▶ **What to work on**
[1] Using the bedtime training excerpt, decide whether each statement agrees with it: (a) a Training Session involves four things, (b) the bedtime Training Session should be held at night, and (c) training can prevent every bedtime trouble. Answer yes or no for each and quote the deciding words.
[2] Carry on the bedtime training excerpt from the point where it stops.

▶ **Selected extract**
☆ ☆ ☆ ☆ ☆ ☆ ☆

Updated: Aug 26, 2022

Is bedtime an exhausting ordeal? Solve the problem with a Bedtime Training Session.

Note: This is a sample Bedtime Training Session. For more details on training your children with a Training Session, be sure to read the blog “Train Up a Child”.

For some parents, bedtime is an exhausting, dreaded ordeal. Their children cry to stay up later, resist going to their room, whine for another drink, or won't stay in their bed.

If bedtime is a nightly battle, train your children how to go to bed with a Training Session! By training your children exactly what you expect them to do at bedtime, you can prevent the majority of bedtime troubles.

Training with a Training Session

There are 4 things to do during a Training Session:

  1. Instruct

  2. State consequence

  3. Ask questions

  4. Practice

Sample Bedtime Training Session

The first rule of a Training Session is to schedule it at a neutral time, not during a problem. So if the problem is at bedtime, plan your training session in the morning or afternoon—not at night, when everyone is tired and cranky.

☆ ☆ ☆ ☆ ☆ ☆ ☆

▶ **Stored data**
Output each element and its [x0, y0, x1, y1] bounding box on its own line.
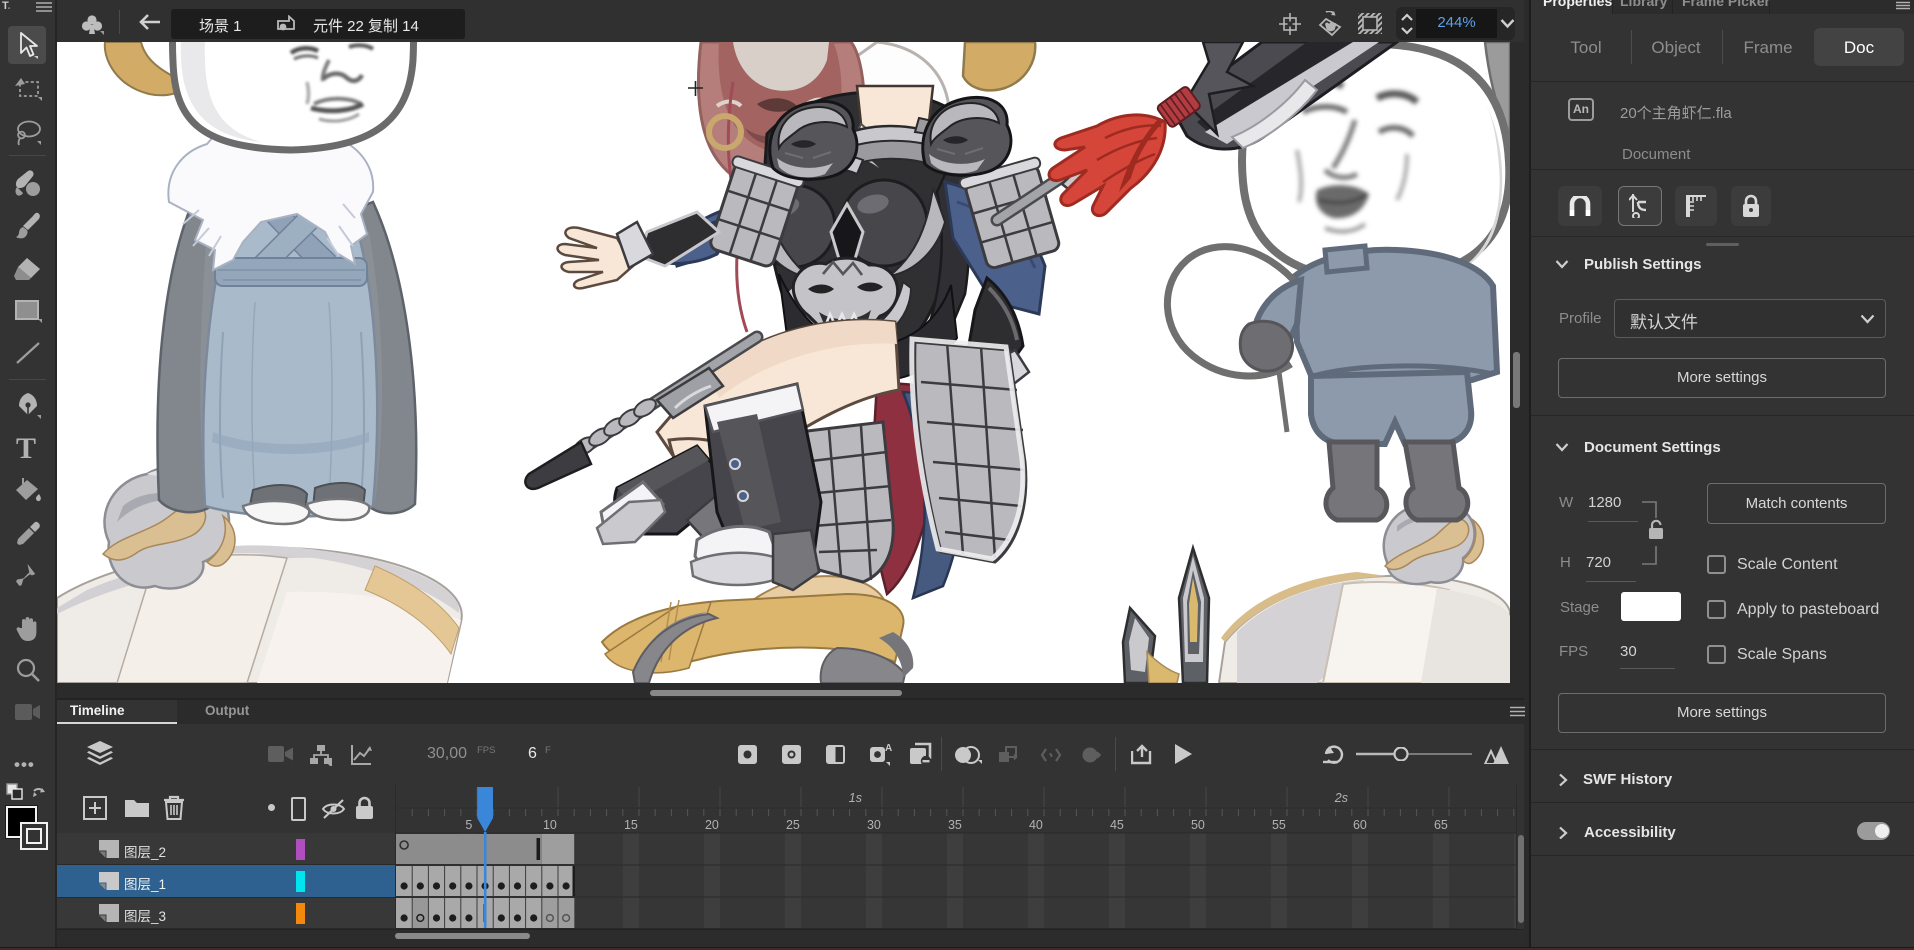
- svg-text:1s: 1s: [849, 791, 862, 805]
- svg-text:20: 20: [705, 818, 719, 832]
- svg-text:10: 10: [543, 818, 557, 832]
- svg-text:45: 45: [1110, 818, 1124, 832]
- svg-text:55: 55: [1272, 818, 1286, 832]
- svg-text:60: 60: [1353, 818, 1367, 832]
- svg-text:25: 25: [786, 818, 800, 832]
- svg-text:65: 65: [1434, 818, 1448, 832]
- svg-text:15: 15: [624, 818, 638, 832]
- svg-text:35: 35: [948, 818, 962, 832]
- svg-text:A: A: [885, 743, 892, 754]
- svg-text:50: 50: [1191, 818, 1205, 832]
- svg-text:40: 40: [1029, 818, 1043, 832]
- svg-text:2s: 2s: [1334, 791, 1348, 805]
- svg-text:5: 5: [465, 818, 472, 832]
- svg-text:30: 30: [867, 818, 881, 832]
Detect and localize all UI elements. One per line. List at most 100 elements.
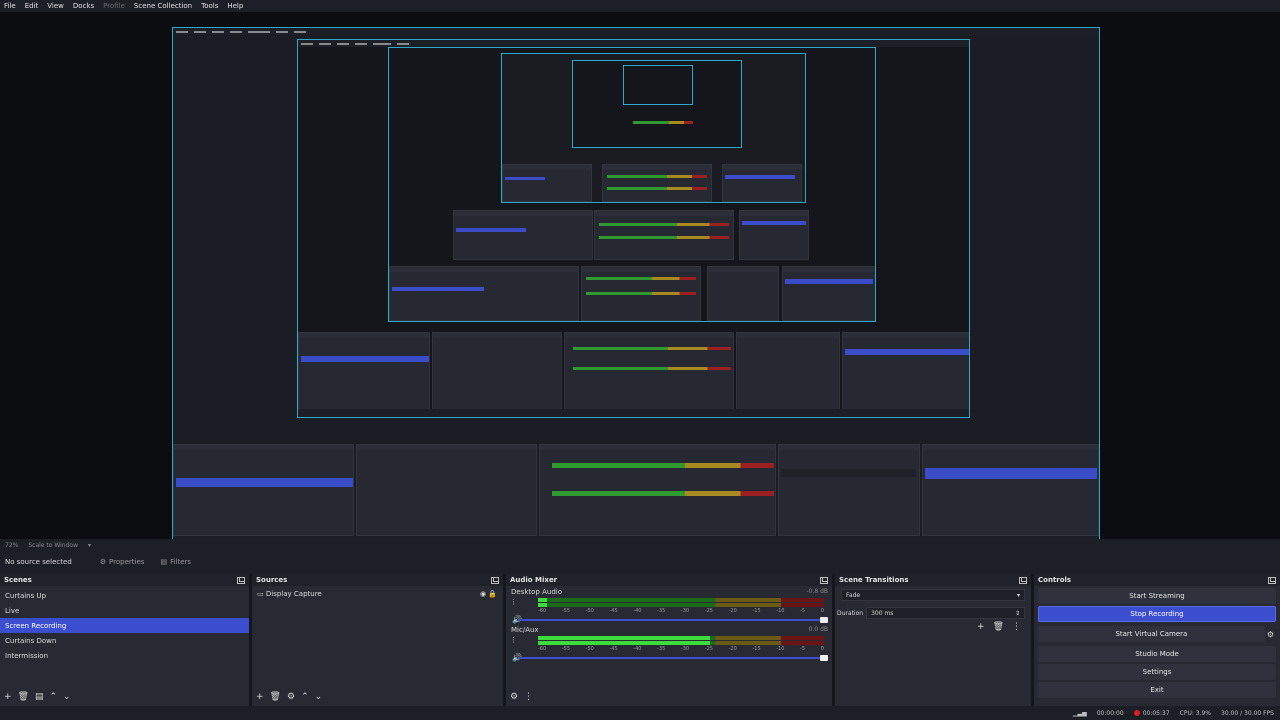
add-icon[interactable]: + <box>256 692 264 702</box>
menu-bar: File Edit View Docks Profile Scene Colle… <box>0 0 1280 12</box>
duration-field[interactable]: 300 ms ⇕ <box>866 607 1025 619</box>
scene-item[interactable]: Curtains Up <box>0 588 249 603</box>
menu-help[interactable]: Help <box>227 2 243 10</box>
popout-icon[interactable] <box>1019 576 1027 584</box>
stream-time: 00:00:00 <box>1096 709 1124 717</box>
meter-tick: -45 <box>609 608 618 614</box>
trash-icon[interactable]: 🗑 <box>270 692 281 702</box>
menu-docks[interactable]: Docks <box>73 2 94 10</box>
properties-label: Properties <box>109 558 145 566</box>
preview-area[interactable] <box>0 12 1280 549</box>
source-label: Display Capture <box>265 589 322 598</box>
chevron-down-icon[interactable]: ▾ <box>88 542 91 549</box>
chevron-down-icon: ▾ <box>1016 591 1020 599</box>
zoom-level[interactable]: 72% <box>5 542 18 549</box>
gear-icon[interactable]: ⚙ <box>1267 630 1274 639</box>
rec-time: 00:05:37 <box>1142 709 1170 717</box>
channel-name: Mic/Aux <box>511 626 539 634</box>
scene-item[interactable]: Curtains Down <box>0 633 249 648</box>
properties-button[interactable]: ⚙ Properties <box>94 556 151 568</box>
nested-capture-3 <box>501 53 806 203</box>
meter-tick: -15 <box>752 646 761 652</box>
sources-title: Sources <box>256 576 288 584</box>
menu-tools[interactable]: Tools <box>201 2 218 10</box>
signal-icon: ▁▃▅ <box>1072 709 1087 717</box>
stop-recording-button[interactable]: Stop Recording <box>1038 606 1276 622</box>
kebab-icon[interactable]: ⋮ <box>1012 622 1021 632</box>
exit-button[interactable]: Exit <box>1038 682 1276 698</box>
trash-icon[interactable]: 🗑 <box>18 692 29 702</box>
scene-item[interactable]: Live <box>0 603 249 618</box>
no-source-label: No source selected <box>5 558 72 566</box>
chevron-down-icon[interactable]: ⌄ <box>315 692 323 702</box>
audio-mixer-dock: Audio Mixer Desktop Audio -0.8 dB ⋮ -60 -… <box>506 574 832 706</box>
sources-dock: Sources ▭ Display Capture ◉ 🔒 + 🗑 ⚙ ⌃ ⌄ <box>252 574 503 706</box>
meter-tick: -35 <box>657 646 666 652</box>
meter-tick: -50 <box>585 608 594 614</box>
popout-icon[interactable] <box>491 576 499 584</box>
kebab-icon[interactable]: ⋮ <box>510 636 517 644</box>
meter-tick: -40 <box>633 646 642 652</box>
channel-name: Desktop Audio <box>511 588 562 596</box>
volume-slider[interactable] <box>520 617 828 623</box>
transition-type: Fade <box>846 591 861 599</box>
transition-select[interactable]: Fade ▾ <box>841 589 1025 601</box>
channel-db: 0.0 dB <box>808 626 828 633</box>
filter-icon[interactable]: ▤ <box>35 692 44 702</box>
start-streaming-button[interactable]: Start Streaming <box>1038 588 1276 604</box>
meter-tick: -30 <box>680 646 690 652</box>
nested-menu <box>173 28 1099 35</box>
meter-tick: -20 <box>728 608 737 614</box>
menu-profile[interactable]: Profile <box>103 2 125 10</box>
monitor-icon: ▭ <box>257 589 264 598</box>
meter-tick: -55 <box>561 608 570 614</box>
cpu-usage: CPU: 3.9% <box>1179 709 1212 717</box>
settings-button[interactable]: Settings <box>1038 664 1276 680</box>
meter-tick: -25 <box>704 608 713 614</box>
link-icon[interactable]: ⚙ <box>510 692 518 702</box>
scale-mode-select[interactable]: Scale to Window <box>28 542 78 549</box>
volume-slider[interactable] <box>520 655 828 661</box>
chevron-up-icon[interactable]: ⌃ <box>50 692 58 702</box>
scene-item[interactable]: Intermission <box>0 648 249 663</box>
meter-tick: -45 <box>609 646 618 652</box>
popout-icon[interactable] <box>820 576 828 584</box>
meter-tick: -10 <box>776 608 785 614</box>
meter-tick: -55 <box>561 646 570 652</box>
chevron-down-icon[interactable]: ⌄ <box>63 692 71 702</box>
popout-icon[interactable] <box>237 576 245 584</box>
gear-icon[interactable]: ⚙ <box>287 692 295 702</box>
scene-item-selected[interactable]: Screen Recording <box>0 618 249 633</box>
preview-canvas[interactable] <box>172 27 1100 549</box>
scenes-dock: Scenes Curtains Up Live Screen Recording… <box>0 574 249 706</box>
meter-tick: -10 <box>776 646 785 652</box>
filters-button[interactable]: ▤ Filters <box>154 556 197 568</box>
menu-file[interactable]: File <box>4 2 16 10</box>
meter-tick: 0 <box>820 646 824 652</box>
filters-label: Filters <box>170 558 192 566</box>
menu-scene-collection[interactable]: Scene Collection <box>134 2 192 10</box>
menu-edit[interactable]: Edit <box>25 2 39 10</box>
audio-channel: Desktop Audio -0.8 dB ⋮ -60 -55 -50 -45 -40-… <box>506 586 832 624</box>
trash-icon[interactable]: 🗑 <box>993 622 1004 632</box>
add-icon[interactable]: + <box>4 692 12 702</box>
controls-title: Controls <box>1038 576 1072 584</box>
scenes-title: Scenes <box>4 576 32 584</box>
preview-toolbar: 72% Scale to Window ▾ <box>0 539 1280 551</box>
add-icon[interactable]: + <box>977 622 985 632</box>
menu-view[interactable]: View <box>47 2 64 10</box>
source-item[interactable]: ▭ Display Capture ◉ 🔒 <box>252 586 503 601</box>
start-virtual-camera-button[interactable]: Start Virtual Camera <box>1038 626 1265 642</box>
docks-row: Scenes Curtains Up Live Screen Recording… <box>0 574 1280 706</box>
stepper-icon: ⇕ <box>1014 609 1020 617</box>
chevron-up-icon[interactable]: ⌃ <box>301 692 309 702</box>
popout-icon[interactable] <box>1268 576 1276 584</box>
meter-tick: -5 <box>800 608 806 614</box>
studio-mode-button[interactable]: Studio Mode <box>1038 646 1276 662</box>
kebab-icon[interactable]: ⋮ <box>524 692 533 702</box>
scene-transitions-dock: Scene Transitions Fade ▾ Duration 300 ms ⇕… <box>835 574 1031 706</box>
eye-icon[interactable]: ◉ <box>480 590 486 598</box>
meter-tick: -5 <box>800 646 806 652</box>
kebab-icon[interactable]: ⋮ <box>510 598 517 606</box>
lock-icon[interactable]: 🔒 <box>488 590 497 598</box>
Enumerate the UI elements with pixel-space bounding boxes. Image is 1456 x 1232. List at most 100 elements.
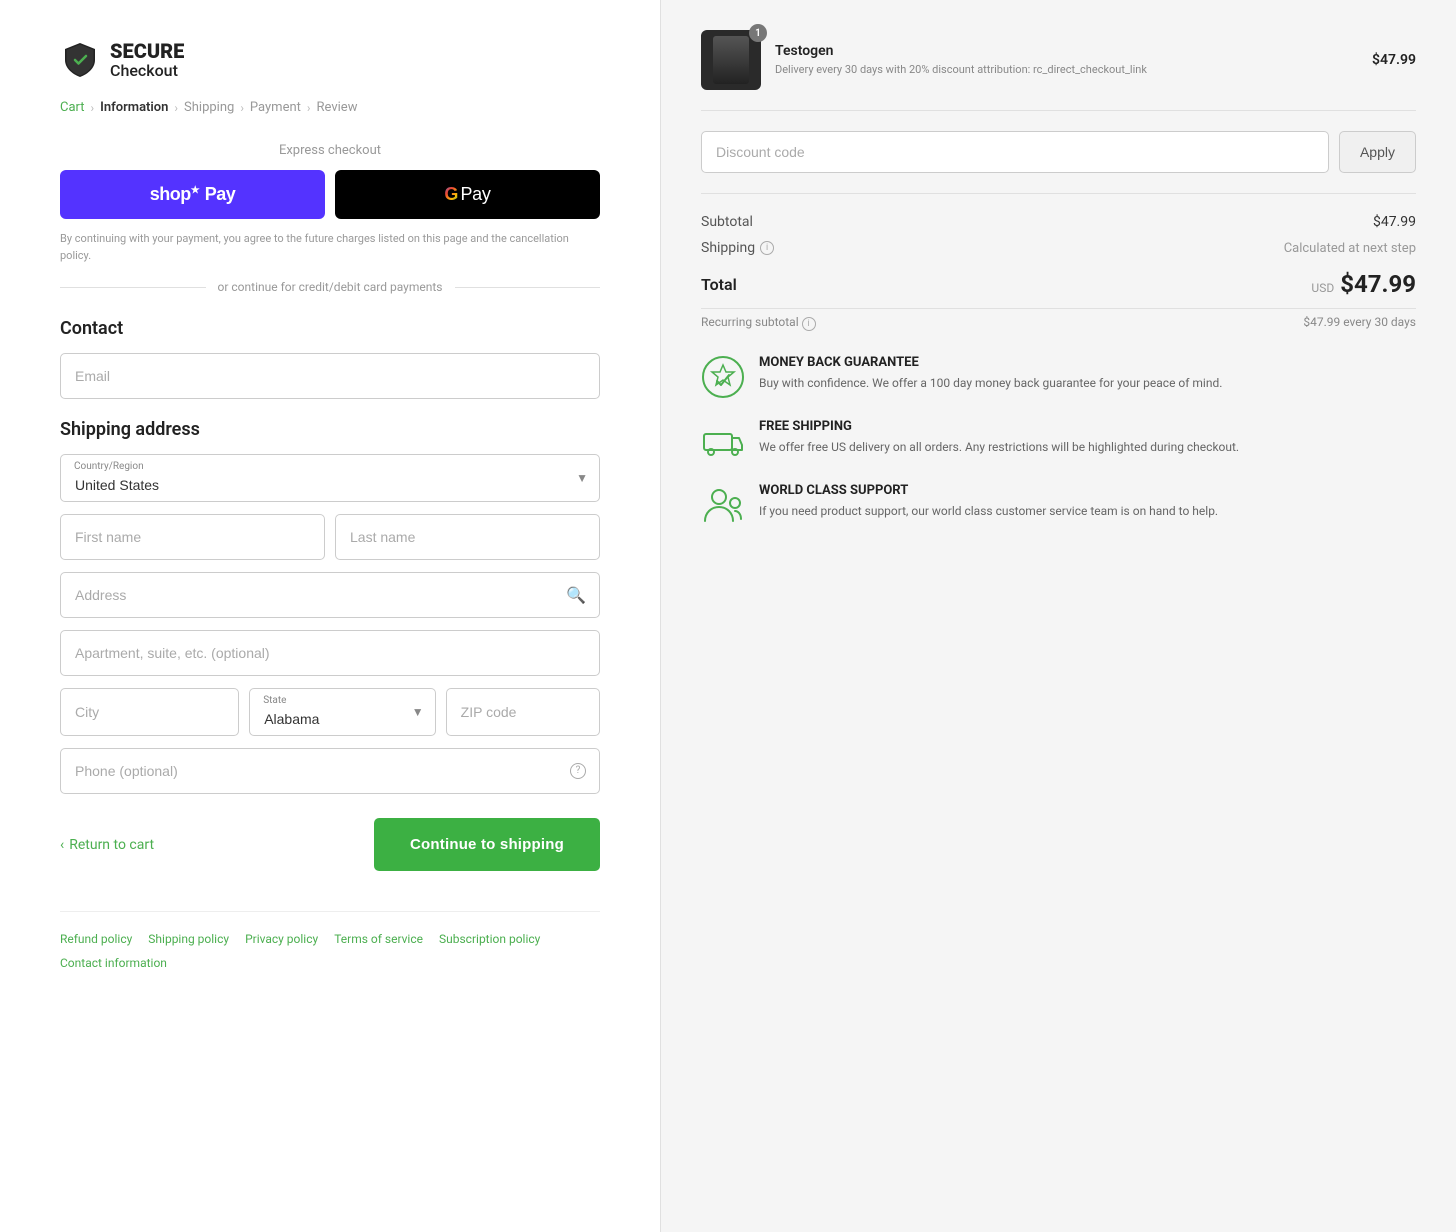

☆ ☆ ☆ ☆ ☆ ☆ ☆

▶ **Response list**
[1]
(a) Yes: "There are 4 things to do during a Training Session"
(b) No: "plan your training session in the morning or afternoon—not at night, when everyone is tired and cranky."
(c) No: "you can prevent the majority of bedtime troubles."

[2]
Give Specific Instructions

Then, have your kids sit down and train them exactly what you expect them to do at bedtime. Be very specific. Your conversation might sound something like this:

“From now on, when I tell you to go to bed, you need to do these 4 things: (From the blog “First-Time Obedience”.)

  1. STOP what you’re doing.

  2. LOOK me in the eye.

  3. RESPOND “Yes ma’am or Yes sir” with a good attitude. (Note: You can have your children respond with any wording you choose.)

  4. DO what I told you to do.

Once you stop, look, and respond, you need to get up and head toward the bathroom. You’re going to:

  1. Take a bath.

  2. Brush your teeth.

  3. Go to the bathroom one last time.

  4. Get in bed.

Once you’re in bed, you’re not allowed to get out of bed. You’re not allowed to call for me or bother me for any reason, unless it’s an emergency, like you’re throwing up.”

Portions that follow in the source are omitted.